__Tasks for this exercise__
#1 In the article on the NSPCC account review, retype the passage starting at "The NSPCC - the" and ending at "available when needed.".
#2 According to the article on the NSPCC account review, how much money does the charity hope the next stage of its initiative will raise?

__Excerpt provided__
— BEGIN —
Within the space of a few days Saatchi & Saatchi’s feelings about
its NSPCC client have plumbed the depths of despair and scaled the
heights of euphoria.
No sooner had the agency been struck by the thunderbolt announcement
that the charity was reviewing its pounds 6 million business, than it
was striking gold at the Campaign Poster Awards for its work on the
account.
This week, the emotional rollercoaster has been replaced by a festering
feeling of injustice from a client perceived as having shown scant
gratitude.
As one former senior Saatchis executive remarks: ’You can be sure that
everybody at the agency is spitting mad.’
On the face of it, the decision to put the account up for grabs after a
15-year relationship seems incomprehensible. The ’full stop’ campaign
has not only raised money and collected a sackful of awards, but won
high acclaim for its allusion to child abuse so serious that childhood
icons from Rupert Bear to Action Man cover their eyes in horror.
The NSPCC - the UK’s highest spending charity - is taking the official
line that the size of its promotional budget means it has a duty to its
trustees to reassess its advertising before moving on to the next stage
of the initiative, which it hopes will raise pounds 300 million.
Partly true, perhaps, but not the whole answer to why one of
advertising’s most enduring agency-client marriages has hit the
rocks.
The brief sent out to the six shops invited to pitch for the account
gives an indication of the real reason. Levels of service are a
recurring theme in the document - described by one person who has seen
it as having ’a petulant edge’- along with calls for focused and
relevant advertising produced by an account team that is committed,
reliable and available when needed.
From this, it takes no genius to deduce that the source of the problems
goes much deeper than the creative work. The issue is the tender loving
care that the NSPCC feels has been lacking.
Indeed, some Charlotte Street creatives have been grumbling that the
NSPCC is looking for a new shop because brilliant creative work has not
been matched by the account handling. The fact that the newly appointed
agency will be expected to retain the ’full stop’ theme only reinforces
the belief.
Tamara Ingram, the agency’s joint chief executive, was told of the
review the day before the Campaign awards and even now finds it hard to
believe that the business which she and the group account director, John
Rudaizky, have tended for so long could be heading elsewhere.
If there were lapses, she insists they were rare. ’I don’t think anybody
could have been more committed to the NSPCC than we were.’ Will the
agency repitch? ’I have to decide whether it would be right for them or
for us.’
Her dilemma is characteristic of the changing relationship between
agencies and charity clients. The days are gone when charities came
cap-in-hand to the ad industry and gave their appointed shops carte
blanche in return for allowing them to produce advertising that not only
won awards but helped attract other clients with deeper pockets.
Justin Cernis, managing partner of Barratt Cernis Delves & Partners,
recalls how, as an account director at Young & Rubicam, he presented 18
different executions to a senior executive of Mencap. ’I could tell that
he hated them all,’ he remembers. ’But he just couldn’t bring himself to
say so because we were doing them for nothing.’
Today, few charities display such reticence. Compassion fatigue among
the public has forced them to hire marketing professionals like Trish
Evans, the NSPCC’s communications director, formerly with Andersen
Consulting and the PR company, Burson Marsteller. They know their ads
have to work hard to stand out in a crowd.
— END —
__Listing__
— BEGIN —
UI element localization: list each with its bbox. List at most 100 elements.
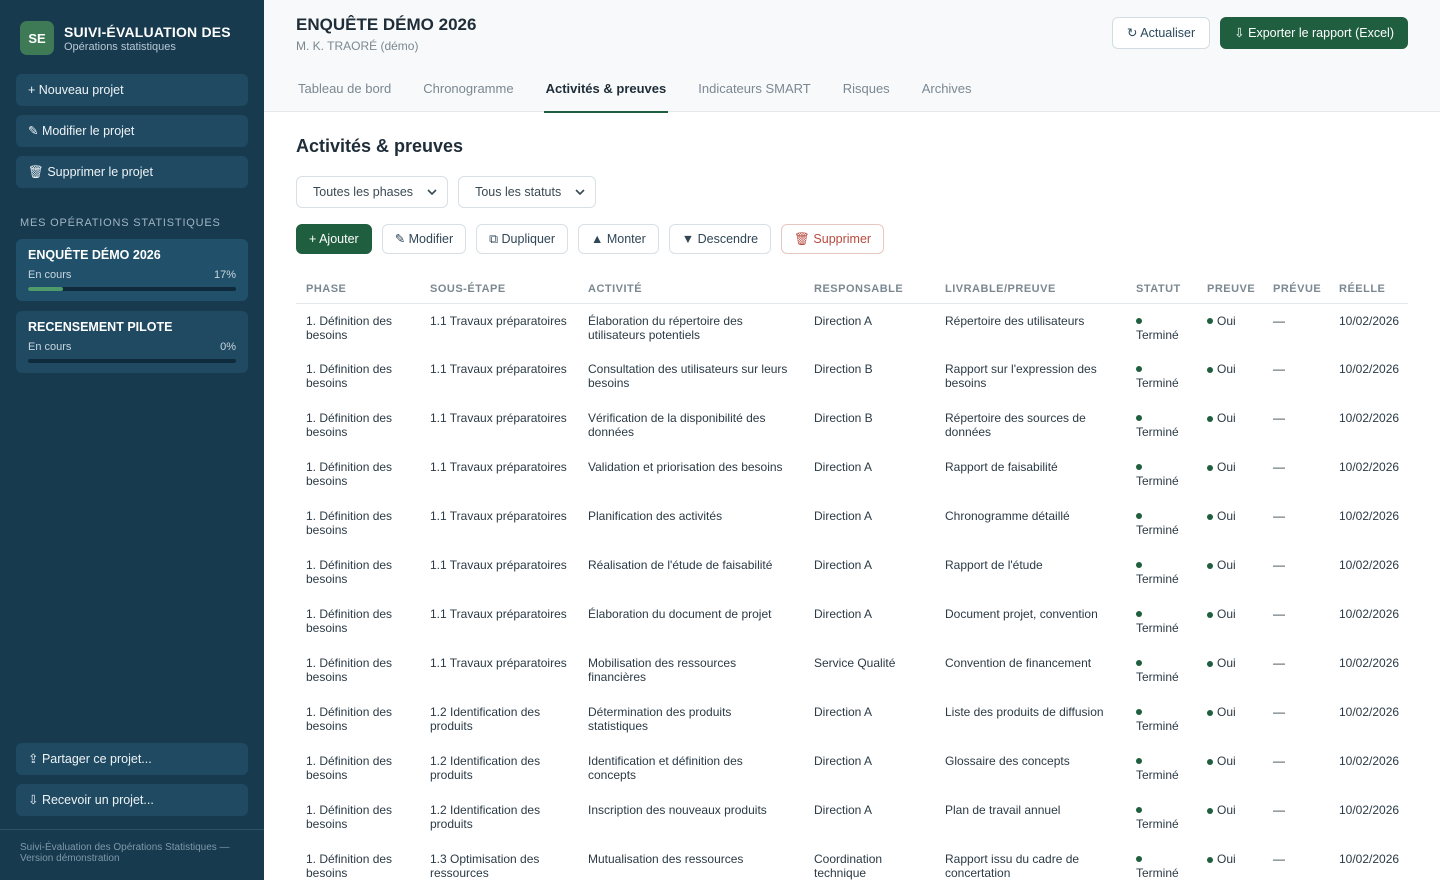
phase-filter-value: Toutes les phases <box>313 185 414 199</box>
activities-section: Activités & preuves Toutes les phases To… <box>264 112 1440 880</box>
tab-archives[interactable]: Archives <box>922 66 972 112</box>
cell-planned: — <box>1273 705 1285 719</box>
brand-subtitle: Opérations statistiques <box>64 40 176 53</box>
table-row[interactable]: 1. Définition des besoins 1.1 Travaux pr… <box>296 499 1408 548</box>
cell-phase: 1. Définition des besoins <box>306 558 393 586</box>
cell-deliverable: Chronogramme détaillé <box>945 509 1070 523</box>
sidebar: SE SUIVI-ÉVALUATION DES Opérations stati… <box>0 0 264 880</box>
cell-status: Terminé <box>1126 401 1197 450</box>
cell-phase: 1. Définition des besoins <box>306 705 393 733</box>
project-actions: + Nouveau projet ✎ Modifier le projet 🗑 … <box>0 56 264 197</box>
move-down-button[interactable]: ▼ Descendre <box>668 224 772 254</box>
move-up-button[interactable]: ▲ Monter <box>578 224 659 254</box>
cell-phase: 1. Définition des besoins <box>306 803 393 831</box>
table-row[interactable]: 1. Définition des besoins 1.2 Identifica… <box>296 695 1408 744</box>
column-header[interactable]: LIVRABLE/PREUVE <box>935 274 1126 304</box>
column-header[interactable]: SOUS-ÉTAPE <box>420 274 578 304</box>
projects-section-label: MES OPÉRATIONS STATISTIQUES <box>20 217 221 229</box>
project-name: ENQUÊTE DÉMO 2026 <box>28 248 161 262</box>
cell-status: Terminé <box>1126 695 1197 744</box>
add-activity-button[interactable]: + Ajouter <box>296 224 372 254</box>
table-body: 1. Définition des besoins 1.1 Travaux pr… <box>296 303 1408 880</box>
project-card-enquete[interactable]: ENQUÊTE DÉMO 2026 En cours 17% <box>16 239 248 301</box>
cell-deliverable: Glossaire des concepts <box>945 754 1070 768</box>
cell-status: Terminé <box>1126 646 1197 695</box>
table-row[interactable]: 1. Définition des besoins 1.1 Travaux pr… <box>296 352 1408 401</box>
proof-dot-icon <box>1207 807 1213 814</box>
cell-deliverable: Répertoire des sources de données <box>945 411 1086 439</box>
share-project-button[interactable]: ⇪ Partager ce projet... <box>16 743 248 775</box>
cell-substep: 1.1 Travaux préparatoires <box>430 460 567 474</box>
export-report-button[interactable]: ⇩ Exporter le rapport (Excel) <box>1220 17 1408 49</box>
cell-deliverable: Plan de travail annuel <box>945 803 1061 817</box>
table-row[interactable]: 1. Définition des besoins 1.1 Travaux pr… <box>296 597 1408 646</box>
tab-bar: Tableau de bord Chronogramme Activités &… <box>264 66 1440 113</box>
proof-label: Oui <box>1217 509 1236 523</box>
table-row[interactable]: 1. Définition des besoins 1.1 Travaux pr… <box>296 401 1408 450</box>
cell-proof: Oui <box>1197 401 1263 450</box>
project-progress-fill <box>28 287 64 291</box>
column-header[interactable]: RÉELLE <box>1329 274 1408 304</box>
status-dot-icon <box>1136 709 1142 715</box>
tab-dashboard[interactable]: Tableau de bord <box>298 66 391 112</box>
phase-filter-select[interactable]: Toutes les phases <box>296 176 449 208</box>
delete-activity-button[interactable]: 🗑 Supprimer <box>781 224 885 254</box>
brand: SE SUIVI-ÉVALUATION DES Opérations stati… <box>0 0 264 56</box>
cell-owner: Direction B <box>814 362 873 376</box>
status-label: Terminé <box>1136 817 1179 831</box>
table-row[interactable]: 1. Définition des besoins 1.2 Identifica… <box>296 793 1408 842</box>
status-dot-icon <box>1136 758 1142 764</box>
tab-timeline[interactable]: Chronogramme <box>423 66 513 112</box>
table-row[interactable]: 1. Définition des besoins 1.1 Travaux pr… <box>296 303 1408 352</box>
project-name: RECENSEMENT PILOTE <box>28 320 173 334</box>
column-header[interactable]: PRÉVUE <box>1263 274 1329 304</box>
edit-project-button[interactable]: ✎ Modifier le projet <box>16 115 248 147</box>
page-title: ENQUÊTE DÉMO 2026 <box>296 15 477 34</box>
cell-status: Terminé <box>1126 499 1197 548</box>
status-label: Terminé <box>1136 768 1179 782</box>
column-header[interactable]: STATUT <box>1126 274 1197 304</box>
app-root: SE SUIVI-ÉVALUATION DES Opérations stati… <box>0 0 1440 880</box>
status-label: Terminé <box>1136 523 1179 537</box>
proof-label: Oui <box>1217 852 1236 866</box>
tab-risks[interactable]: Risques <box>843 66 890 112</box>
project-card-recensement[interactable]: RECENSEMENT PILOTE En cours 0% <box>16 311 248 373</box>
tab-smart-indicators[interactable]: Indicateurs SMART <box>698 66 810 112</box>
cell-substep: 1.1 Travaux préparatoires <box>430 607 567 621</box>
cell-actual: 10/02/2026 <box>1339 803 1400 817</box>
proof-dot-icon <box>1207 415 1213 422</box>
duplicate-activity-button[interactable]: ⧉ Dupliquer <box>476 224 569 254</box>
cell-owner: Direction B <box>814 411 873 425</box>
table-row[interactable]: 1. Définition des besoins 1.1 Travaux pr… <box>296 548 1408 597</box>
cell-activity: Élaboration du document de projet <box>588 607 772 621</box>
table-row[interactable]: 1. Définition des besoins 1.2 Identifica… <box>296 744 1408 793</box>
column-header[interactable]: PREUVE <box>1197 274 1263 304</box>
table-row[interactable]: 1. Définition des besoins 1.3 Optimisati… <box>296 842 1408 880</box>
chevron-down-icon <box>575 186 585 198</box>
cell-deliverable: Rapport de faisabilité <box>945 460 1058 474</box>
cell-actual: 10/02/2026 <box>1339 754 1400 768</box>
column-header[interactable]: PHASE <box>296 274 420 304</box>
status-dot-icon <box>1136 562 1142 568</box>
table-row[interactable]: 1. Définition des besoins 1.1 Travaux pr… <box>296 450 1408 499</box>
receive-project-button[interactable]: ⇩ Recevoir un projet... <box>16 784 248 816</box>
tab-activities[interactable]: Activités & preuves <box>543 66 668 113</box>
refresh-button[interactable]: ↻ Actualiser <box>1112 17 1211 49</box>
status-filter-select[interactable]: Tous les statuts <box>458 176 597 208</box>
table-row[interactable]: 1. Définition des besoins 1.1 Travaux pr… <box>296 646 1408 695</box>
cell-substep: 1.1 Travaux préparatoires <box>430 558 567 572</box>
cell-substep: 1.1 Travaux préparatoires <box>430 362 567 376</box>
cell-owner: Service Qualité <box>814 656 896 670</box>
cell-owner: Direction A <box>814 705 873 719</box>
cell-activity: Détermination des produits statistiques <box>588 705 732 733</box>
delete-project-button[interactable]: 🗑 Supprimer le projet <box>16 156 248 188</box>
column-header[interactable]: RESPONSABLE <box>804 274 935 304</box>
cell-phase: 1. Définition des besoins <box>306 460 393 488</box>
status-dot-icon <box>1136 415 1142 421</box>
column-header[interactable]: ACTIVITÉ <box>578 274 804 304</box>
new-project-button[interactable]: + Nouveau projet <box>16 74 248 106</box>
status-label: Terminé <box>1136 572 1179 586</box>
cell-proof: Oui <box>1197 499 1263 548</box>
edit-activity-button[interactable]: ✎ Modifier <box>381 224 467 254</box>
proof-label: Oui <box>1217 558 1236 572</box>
— END —
__Solved problems__
#1
The NSPCC - the UK’s highest spending charity - is taking the official
line that the size of its promotional budget means it has a duty to its
trustees to reassess its advertising before moving on to the next stage
of the initiative, which it hopes will raise pounds 300 million.
Partly true, perhaps, but not the whole answer to why one of
advertising’s most enduring agency-client marriages has hit the
rocks.
The brief sent out to the six shops invited to pitch for the account
gives an indication of the real reason. Levels of service are a
recurring theme in the document - described by one person who has seen
it as having ’a petulant edge’- along with calls for focused and
relevant advertising produced by an account team that is committed,
reliable and available when needed.

#2 pounds 300 million